Task requirements
Print the entries verbatim, leaving out the images they contain.

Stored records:
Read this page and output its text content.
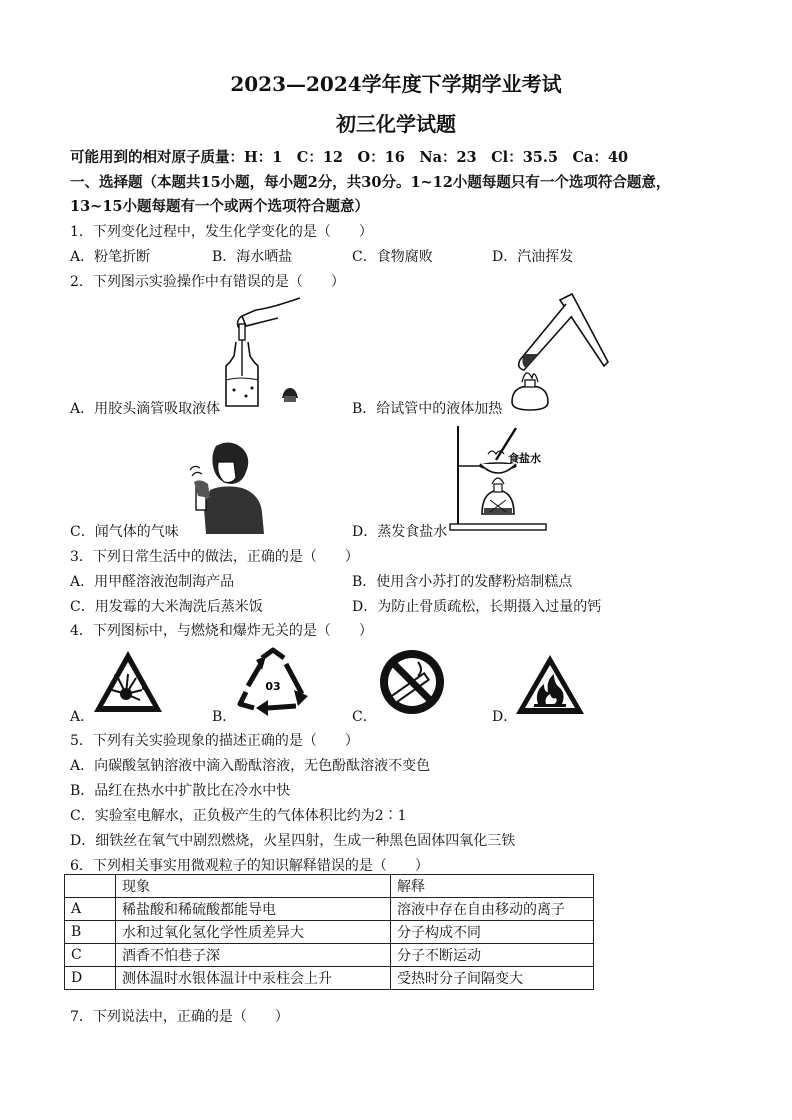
2023—2024学年度下学期学业考试
初三化学试题
可能用到的相对原子质量：H：1　C：12　O：16　Na：23　Cl：35.5　Ca：40
一、选择题（本题共15小题，每小题2分，共30分。1~12小题每题只有一个选项符合题意，
13~15小题每题有一个或两个选项符合题意）
1．下列变化过程中，发生化学变化的是（　　）
A．粉笔折断	B．海水晒盐	C．食物腐败	D．汽油挥发
2．下列图示实验操作中有错误的是（　　）
A．用胶头滴管吸取液体	B．给试管中的液体加热
食盐水
C．闻气体的气味	D．蒸发食盐水
3．下列日常生活中的做法，正确的是（　　）
A．用甲醛溶液泡制海产品	B．使用含小苏打的发酵粉焙制糕点
C．用发霉的大米淘洗后蒸米饭	D．为防止骨质疏松，长期摄入过量的钙
4．下列图标中，与燃烧和爆炸无关的是（　　）
A．	B．	C．	D．
03
5．下列有关实验现象的描述正确的是（　　）
A．向碳酸氢钠溶液中滴入酚酞溶液，无色酚酞溶液不变色
B．品红在热水中扩散比在冷水中快
C．实验室电解水，正负极产生的气体体积比约为2∶1
D．细铁丝在氧气中剧烈燃烧，火星四射，生成一种黑色固体四氧化三铁
6．下列相关事实用微观粒子的知识解释错误的是（　　）
	现象	解释
A	稀盐酸和稀硫酸都能导电	溶液中存在自由移动的离子
B	水和过氧化氢化学性质差异大	分子构成不同
C	酒香不怕巷子深	分子不断运动
D	测体温时水银体温计中汞柱会上升	受热时分子间隔变大
7．下列说法中，正确的是（　　）
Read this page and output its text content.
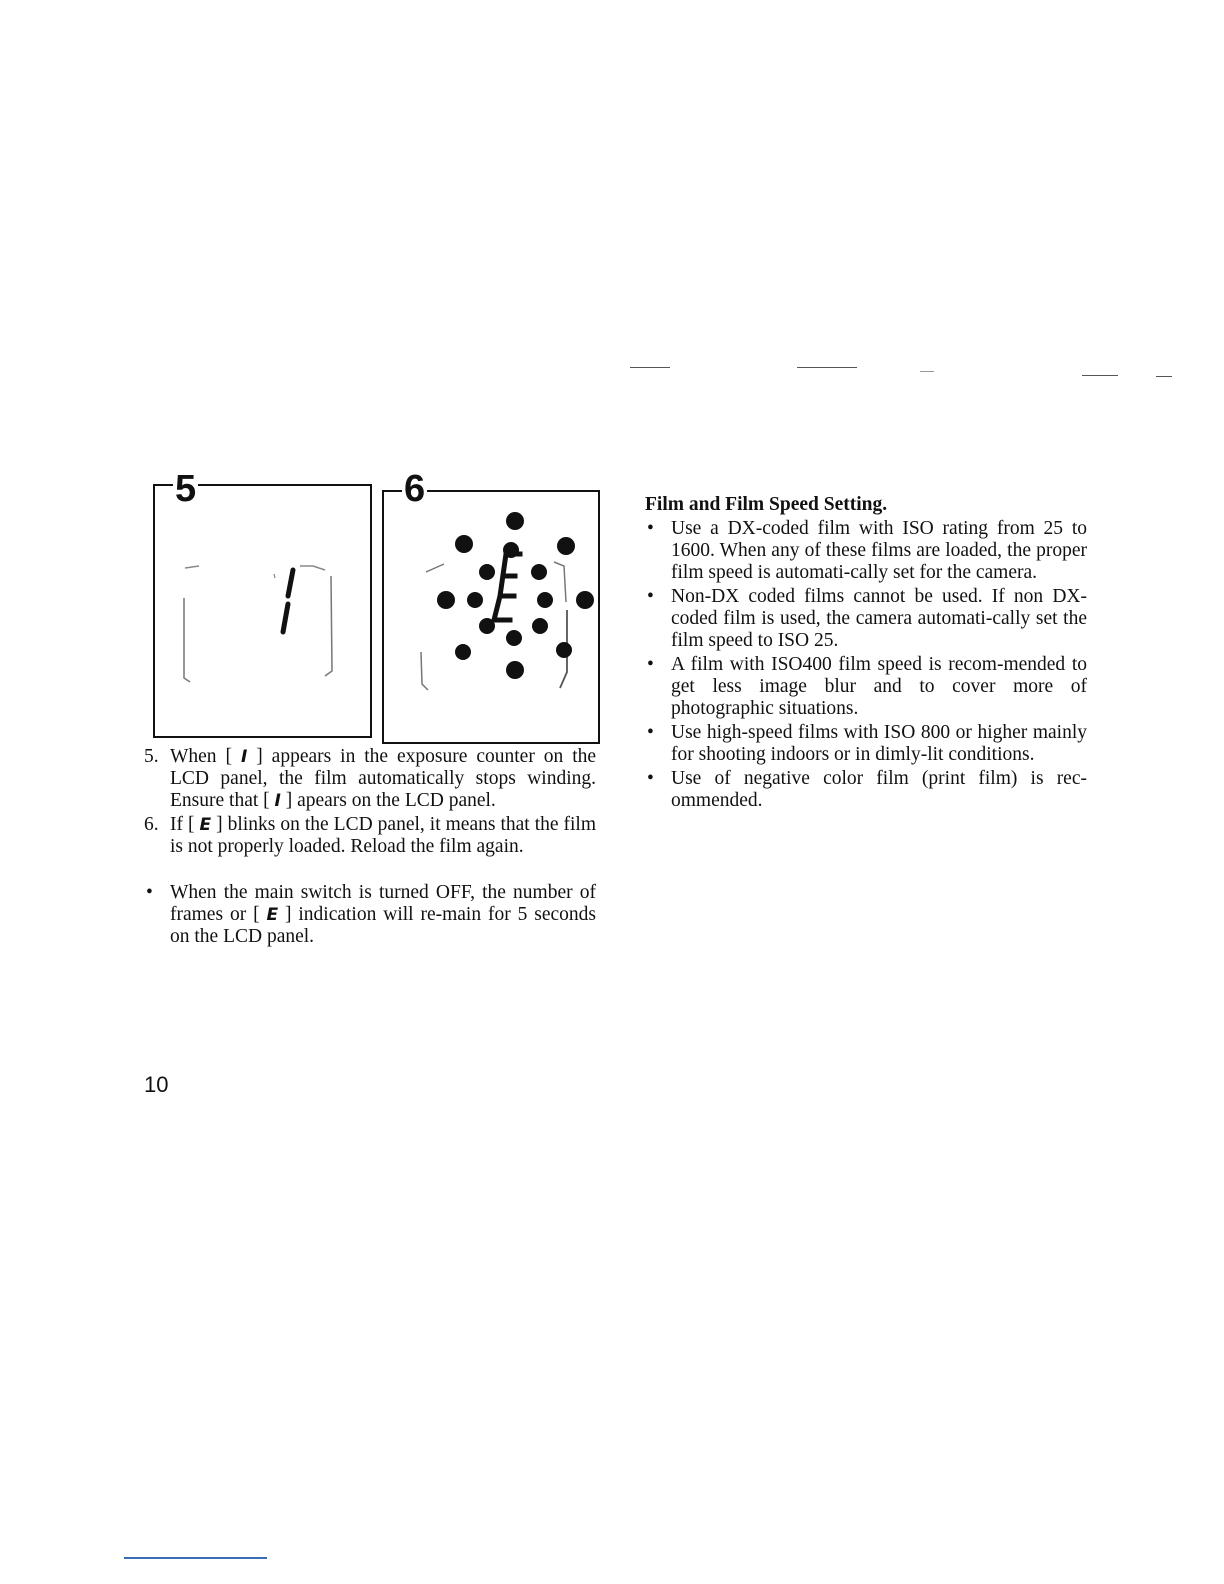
5	6
5. When [ I ] appears in the exposure counter on the LCD panel, the film automatically stops winding. Ensure that [ I ] apears on the LCD panel.
6. If [ E ] blinks on the LCD panel, it means that the film is not properly loaded. Reload the film again.
• When the main switch is turned OFF, the number of frames or [ E ] indication will re-main for 5 seconds on the LCD panel.
Film and Film Speed Setting.
• Use a DX-coded film with ISO rating from 25 to 1600. When any of these films are loaded, the proper film speed is automati-cally set for the camera.
• Non-DX coded films cannot be used. If non DX-coded film is used, the camera automati-cally set the film speed to ISO 25.
• A film with ISO400 film speed is recom-mended to get less image blur and to cover more of photographic situations.
• Use high-speed films with ISO 800 or higher mainly for shooting indoors or in dimly-lit conditions.
• Use of negative color film (print film) is rec-ommended.
10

Result of this task
Read this page and output its text content.
2023—2024学年度下学期学业考试
初三化学试题
可能用到的相对原子质量：H：1　C：12　O：16　Na：23　Cl：35.5　Ca：40
一、选择题（本题共15小题，每小题2分，共30分。1~12小题每题只有一个选项符合题意，
13~15小题每题有一个或两个选项符合题意）
1．下列变化过程中，发生化学变化的是（　　）
A．粉笔折断	B．海水晒盐	C．食物腐败	D．汽油挥发
2．下列图示实验操作中有错误的是（　　）
A．用胶头滴管吸取液体	B．给试管中的液体加热
食盐水
C．闻气体的气味	D．蒸发食盐水
3．下列日常生活中的做法，正确的是（　　）
A．用甲醛溶液泡制海产品	B．使用含小苏打的发酵粉焙制糕点
C．用发霉的大米淘洗后蒸米饭	D．为防止骨质疏松，长期摄入过量的钙
4．下列图标中，与燃烧和爆炸无关的是（　　）
A．	B．	C．	D．
03
5．下列有关实验现象的描述正确的是（　　）
A．向碳酸氢钠溶液中滴入酚酞溶液，无色酚酞溶液不变色
B．品红在热水中扩散比在冷水中快
C．实验室电解水，正负极产生的气体体积比约为2∶1
D．细铁丝在氧气中剧烈燃烧，火星四射，生成一种黑色固体四氧化三铁
6．下列相关事实用微观粒子的知识解释错误的是（　　）
	现象	解释
A	稀盐酸和稀硫酸都能导电	溶液中存在自由移动的离子
B	水和过氧化氢化学性质差异大	分子构成不同
C	酒香不怕巷子深	分子不断运动
D	测体温时水银体温计中汞柱会上升	受热时分子间隔变大
7．下列说法中，正确的是（　　）
Read this page and output its text content.
5	6
5. When [ I ] appears in the exposure counter on the LCD panel, the film automatically stops winding. Ensure that [ I ] apears on the LCD panel.
6. If [ E ] blinks on the LCD panel, it means that the film is not properly loaded. Reload the film again.
• When the main switch is turned OFF, the number of frames or [ E ] indication will re-main for 5 seconds on the LCD panel.
Film and Film Speed Setting.
• Use a DX-coded film with ISO rating from 25 to 1600. When any of these films are loaded, the proper film speed is automati-cally set for the camera.
• Non-DX coded films cannot be used. If non DX-coded film is used, the camera automati-cally set the film speed to ISO 25.
• A film with ISO400 film speed is recom-mended to get less image blur and to cover more of photographic situations.
• Use high-speed films with ISO 800 or higher mainly for shooting indoors or in dimly-lit conditions.
• Use of negative color film (print film) is rec-ommended.
10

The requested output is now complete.